Objective:
Transcribe every line exactly. Leave the pictures behind.

Data provided:
* * * *

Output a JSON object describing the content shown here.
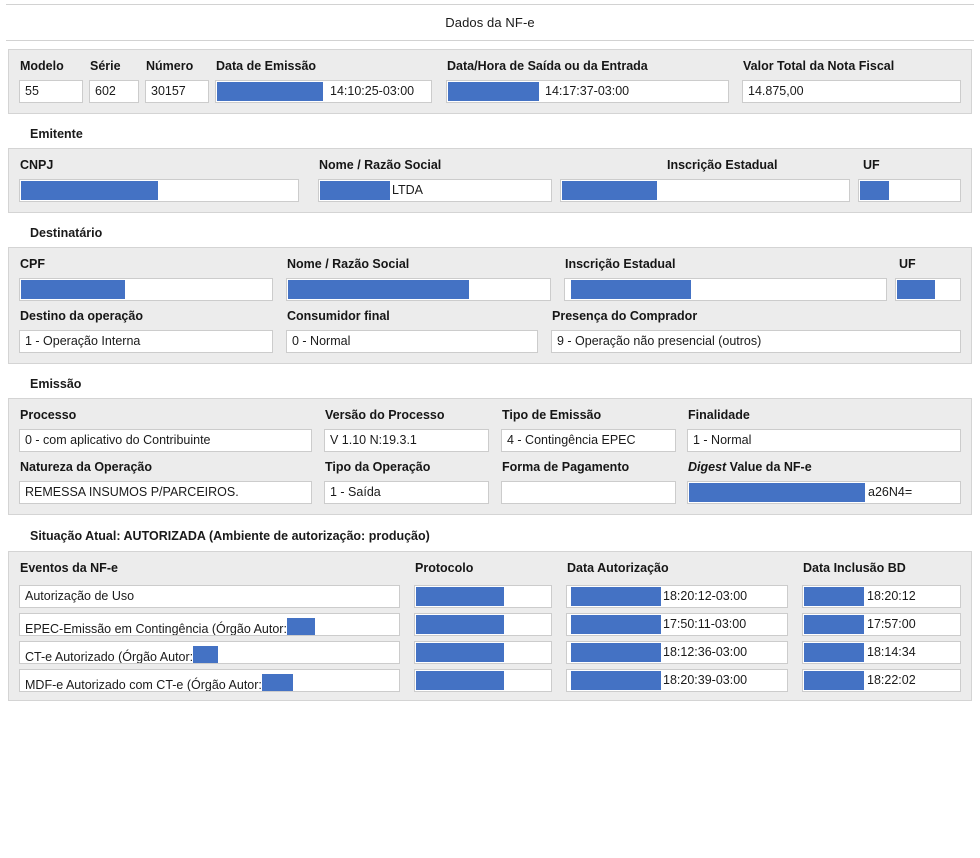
{
  "page": {
    "title": "Dados da NF-e"
  },
  "nfe_header": {
    "fields": [
      {
        "label": "Modelo",
        "value": "55",
        "redacted": false
      },
      {
        "label": "Série",
        "value": "602",
        "redacted": false
      },
      {
        "label": "Número",
        "value": "30157",
        "redacted": false
      },
      {
        "label": "Data de Emissão",
        "value": "14:10:25-03:00",
        "redacted": true
      },
      {
        "label": "Data/Hora de Saída ou da Entrada",
        "value": "14:17:37-03:00",
        "redacted": true
      },
      {
        "label": "Valor Total da Nota Fiscal",
        "value": "14.875,00",
        "redacted": false
      }
    ]
  },
  "emitente": {
    "heading": "Emitente",
    "fields": [
      {
        "label": "CNPJ",
        "value": "",
        "redacted": true
      },
      {
        "label": "Nome / Razão Social",
        "value": "LTDA",
        "redacted": true
      },
      {
        "label": "Inscrição Estadual",
        "value": "",
        "redacted": true
      },
      {
        "label": "UF",
        "value": "",
        "redacted": true
      }
    ]
  },
  "destinatario": {
    "heading": "Destinatário",
    "fields": [
      {
        "label": "CPF",
        "value": "",
        "redacted": true
      },
      {
        "label": "Nome / Razão Social",
        "value": "",
        "redacted": true
      },
      {
        "label": "Inscrição Estadual",
        "value": "",
        "redacted": true
      },
      {
        "label": "UF",
        "value": "",
        "redacted": true
      }
    ],
    "fields2": [
      {
        "label": "Destino da operação",
        "value": "1 - Operação Interna",
        "redacted": false
      },
      {
        "label": "Consumidor final",
        "value": "0 - Normal",
        "redacted": false
      },
      {
        "label": "Presença do Comprador",
        "value": "9 - Operação não presencial (outros)",
        "redacted": false
      }
    ]
  },
  "emissao": {
    "heading": "Emissão",
    "row1": [
      {
        "label": "Processo",
        "value": "0 - com aplicativo do Contribuinte",
        "redacted": false
      },
      {
        "label": "Versão do Processo",
        "value": "V 1.10 N:19.3.1",
        "redacted": false
      },
      {
        "label": "Tipo de Emissão",
        "value": "4 - Contingência EPEC",
        "redacted": false
      },
      {
        "label": "Finalidade",
        "value": "1 - Normal",
        "redacted": false
      }
    ],
    "row2": [
      {
        "label": "Natureza da Operação",
        "value": "REMESSA INSUMOS P/PARCEIROS.",
        "redacted": false
      },
      {
        "label": "Tipo da Operação",
        "value": "1 - Saída",
        "redacted": false
      },
      {
        "label": "Forma de Pagamento",
        "value": "",
        "redacted": false
      },
      {
        "label_pre": "Digest",
        "label_post": " Value da NF-e",
        "value": "a26N4=",
        "redacted": true
      }
    ]
  },
  "situacao": {
    "text": "Situação Atual: AUTORIZADA (Ambiente de autorização: produção)"
  },
  "eventos": {
    "columns": [
      "Eventos da NF-e",
      "Protocolo",
      "Data Autorização",
      "Data Inclusão BD"
    ],
    "rows": [
      {
        "evento": "Autorização de Uso",
        "evento_redact_w": 0,
        "protocolo": "",
        "data_autorizacao": "18:20:12-03:00",
        "data_inclusao": "18:20:12"
      },
      {
        "evento": "EPEC-Emissão em Contingência (Órgão Autor:",
        "evento_redact_w": 28,
        "protocolo": "",
        "data_autorizacao": "17:50:11-03:00",
        "data_inclusao": "17:57:00"
      },
      {
        "evento": "CT-e Autorizado (Órgão Autor:",
        "evento_redact_w": 25,
        "protocolo": "",
        "data_autorizacao": "18:12:36-03:00",
        "data_inclusao": "18:14:34"
      },
      {
        "evento": "MDF-e Autorizado com CT-e (Órgão Autor:",
        "evento_redact_w": 31,
        "protocolo": "",
        "data_autorizacao": "18:20:39-03:00",
        "data_inclusao": "18:22:02"
      }
    ]
  },
  "colors": {
    "redaction": "#4472C4",
    "panel_bg": "#ECECEC",
    "panel_border": "#D4D4D4",
    "field_border": "#CCCCCC",
    "page_bg": "#FFFFFF",
    "text": "#1A1A1A"
  }
}
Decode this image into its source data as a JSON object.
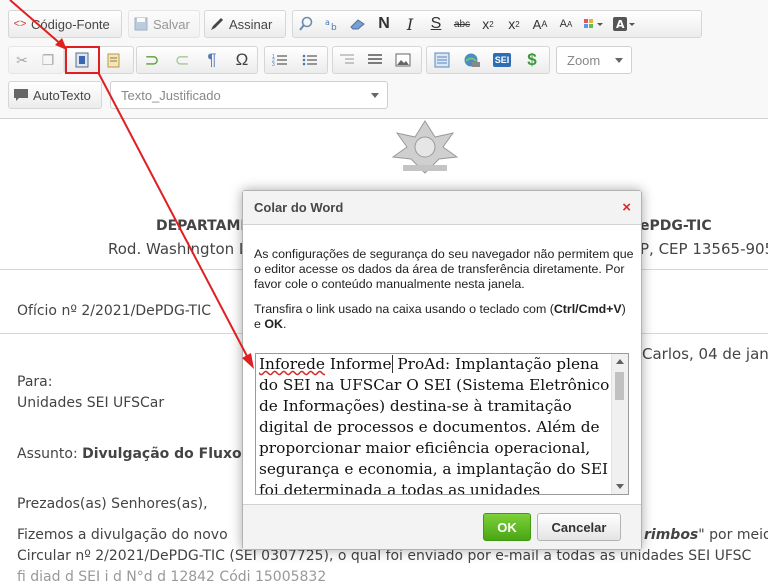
{
  "toolbar": {
    "source_label": "Código-Fonte",
    "save_label": "Salvar",
    "sign_label": "Assinar",
    "zoom_label": "Zoom",
    "autotext_label": "AutoTexto",
    "style_value": "Texto_Justificado",
    "sei_label": "SEI"
  },
  "document": {
    "dept_left": "DEPARTAME",
    "dept_right": "ePDG-TIC",
    "address_left": "Rod. Washington Lu",
    "address_right": "P, CEP 13565-905",
    "office_ref": "Ofício nº 2/2021/DePDG-TIC",
    "date_text": "Carlos, 04 de jane",
    "para_label": "Para:",
    "recipient": "Unidades SEI UFSCar",
    "subject_label": "Assunto:",
    "subject_text": "Divulgação do Fluxo do",
    "greeting": "Prezados(as) Senhores(as),",
    "body_line1_start": "Fizemos a divulgação do novo",
    "body_line1_end": "rimbos",
    "body_line1_tail": "\" por meio",
    "body_line2": "Circular nº 2/2021/DePDG-TIC (SEI 0307725),  o qual foi enviado por e-mail a todas as unidades SEI UFSC",
    "body_line3": "fi                    diad      d  SEI                 i d  N°d                   d  12842  Códi                   15005832"
  },
  "dialog": {
    "title": "Colar do Word",
    "close_symbol": "×",
    "paragraph1": "As configurações de segurança do seu navegador não permitem que o editor acesse os dados da área de transferência diretamente. Por favor cole o conteúdo manualmente nesta janela.",
    "paragraph2_start": "Transfira o link usado na caixa usando o teclado com (",
    "paragraph2_shortcut": "Ctrl/Cmd+V",
    "paragraph2_mid": ") e ",
    "paragraph2_ok": "OK",
    "paragraph2_end": ".",
    "paste_word1": "Inforede",
    "paste_word2": "Informe",
    "paste_rest": "ProAd: Implantação plena do SEI na UFSCar O SEI (Sistema Eletrônico de Informações) destina-se à tramitação digital de processos e documentos. Além de proporcionar maior eficiência operacional, segurança e economia, a implantação do SEI foi determinada a todas as unidades vinculadas ao Ministério da Educação (MEC), por",
    "ok_label": "OK",
    "cancel_label": "Cancelar"
  },
  "colors": {
    "annotation_red": "#e02020",
    "ok_green": "#5cb91f",
    "close_red": "#d62b2b"
  }
}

* * * *

Task solution:
Output a JSON object describing the content shown here.
{
  "page": {
    "title": "Dados da NF-e"
  },
  "nfe_header": {
    "fields": [
      {
        "label": "Modelo",
        "value": "55",
        "redacted": false
      },
      {
        "label": "Série",
        "value": "602",
        "redacted": false
      },
      {
        "label": "Número",
        "value": "30157",
        "redacted": false
      },
      {
        "label": "Data de Emissão",
        "value": "14:10:25-03:00",
        "redacted": true
      },
      {
        "label": "Data/Hora de Saída ou da Entrada",
        "value": "14:17:37-03:00",
        "redacted": true
      },
      {
        "label": "Valor Total da Nota Fiscal",
        "value": "14.875,00",
        "redacted": false
      }
    ]
  },
  "emitente": {
    "heading": "Emitente",
    "fields": [
      {
        "label": "CNPJ",
        "value": "",
        "redacted": true
      },
      {
        "label": "Nome / Razão Social",
        "value": "LTDA",
        "redacted": true
      },
      {
        "label": "Inscrição Estadual",
        "value": "",
        "redacted": true
      },
      {
        "label": "UF",
        "value": "",
        "redacted": true
      }
    ]
  },
  "destinatario": {
    "heading": "Destinatário",
    "fields": [
      {
        "label": "CPF",
        "value": "",
        "redacted": true
      },
      {
        "label": "Nome / Razão Social",
        "value": "",
        "redacted": true
      },
      {
        "label": "Inscrição Estadual",
        "value": "",
        "redacted": true
      },
      {
        "label": "UF",
        "value": "",
        "redacted": true
      }
    ],
    "fields2": [
      {
        "label": "Destino da operação",
        "value": "1 - Operação Interna",
        "redacted": false
      },
      {
        "label": "Consumidor final",
        "value": "0 - Normal",
        "redacted": false
      },
      {
        "label": "Presença do Comprador",
        "value": "9 - Operação não presencial (outros)",
        "redacted": false
      }
    ]
  },
  "emissao": {
    "heading": "Emissão",
    "row1": [
      {
        "label": "Processo",
        "value": "0 - com aplicativo do Contribuinte",
        "redacted": false
      },
      {
        "label": "Versão do Processo",
        "value": "V 1.10 N:19.3.1",
        "redacted": false
      },
      {
        "label": "Tipo de Emissão",
        "value": "4 - Contingência EPEC",
        "redacted": false
      },
      {
        "label": "Finalidade",
        "value": "1 - Normal",
        "redacted": false
      }
    ],
    "row2": [
      {
        "label": "Natureza da Operação",
        "value": "REMESSA INSUMOS P/PARCEIROS.",
        "redacted": false
      },
      {
        "label": "Tipo da Operação",
        "value": "1 - Saída",
        "redacted": false
      },
      {
        "label": "Forma de Pagamento",
        "value": "",
        "redacted": false
      },
      {
        "label_pre": "Digest",
        "label_post": " Value da NF-e",
        "value": "a26N4=",
        "redacted": true
      }
    ]
  },
  "situacao": {
    "text": "Situação Atual: AUTORIZADA (Ambiente de autorização: produção)"
  },
  "eventos": {
    "columns": [
      "Eventos da NF-e",
      "Protocolo",
      "Data Autorização",
      "Data Inclusão BD"
    ],
    "rows": [
      {
        "evento": "Autorização de Uso",
        "evento_redact_w": 0,
        "protocolo": "",
        "data_autorizacao": "18:20:12-03:00",
        "data_inclusao": "18:20:12"
      },
      {
        "evento": "EPEC-Emissão em Contingência (Órgão Autor:",
        "evento_redact_w": 28,
        "protocolo": "",
        "data_autorizacao": "17:50:11-03:00",
        "data_inclusao": "17:57:00"
      },
      {
        "evento": "CT-e Autorizado (Órgão Autor:",
        "evento_redact_w": 25,
        "protocolo": "",
        "data_autorizacao": "18:12:36-03:00",
        "data_inclusao": "18:14:34"
      },
      {
        "evento": "MDF-e Autorizado com CT-e (Órgão Autor:",
        "evento_redact_w": 31,
        "protocolo": "",
        "data_autorizacao": "18:20:39-03:00",
        "data_inclusao": "18:22:02"
      }
    ]
  },
  "colors": {
    "redaction": "#4472C4",
    "panel_bg": "#ECECEC",
    "panel_border": "#D4D4D4",
    "field_border": "#CCCCCC",
    "page_bg": "#FFFFFF",
    "text": "#1A1A1A"
  }
}
Decode this image into its source data as a JSON object.
{
  "toolbar": {
    "source_label": "Código-Fonte",
    "save_label": "Salvar",
    "sign_label": "Assinar",
    "zoom_label": "Zoom",
    "autotext_label": "AutoTexto",
    "style_value": "Texto_Justificado",
    "sei_label": "SEI"
  },
  "document": {
    "dept_left": "DEPARTAME",
    "dept_right": "ePDG-TIC",
    "address_left": "Rod. Washington Lu",
    "address_right": "P, CEP 13565-905",
    "office_ref": "Ofício nº 2/2021/DePDG-TIC",
    "date_text": "Carlos, 04 de jane",
    "para_label": "Para:",
    "recipient": "Unidades SEI UFSCar",
    "subject_label": "Assunto:",
    "subject_text": "Divulgação do Fluxo do",
    "greeting": "Prezados(as) Senhores(as),",
    "body_line1_start": "Fizemos a divulgação do novo",
    "body_line1_end": "rimbos",
    "body_line1_tail": "\" por meio",
    "body_line2": "Circular nº 2/2021/DePDG-TIC (SEI 0307725),  o qual foi enviado por e-mail a todas as unidades SEI UFSC",
    "body_line3": "fi                    diad      d  SEI                 i d  N°d                   d  12842  Códi                   15005832"
  },
  "dialog": {
    "title": "Colar do Word",
    "close_symbol": "×",
    "paragraph1": "As configurações de segurança do seu navegador não permitem que o editor acesse os dados da área de transferência diretamente. Por favor cole o conteúdo manualmente nesta janela.",
    "paragraph2_start": "Transfira o link usado na caixa usando o teclado com (",
    "paragraph2_shortcut": "Ctrl/Cmd+V",
    "paragraph2_mid": ") e ",
    "paragraph2_ok": "OK",
    "paragraph2_end": ".",
    "paste_word1": "Inforede",
    "paste_word2": "Informe",
    "paste_rest": "ProAd: Implantação plena do SEI na UFSCar O SEI (Sistema Eletrônico de Informações) destina-se à tramitação digital de processos e documentos. Além de proporcionar maior eficiência operacional, segurança e economia, a implantação do SEI foi determinada a todas as unidades vinculadas ao Ministério da Educação (MEC), por",
    "ok_label": "OK",
    "cancel_label": "Cancelar"
  },
  "colors": {
    "annotation_red": "#e02020",
    "ok_green": "#5cb91f",
    "close_red": "#d62b2b"
  }
}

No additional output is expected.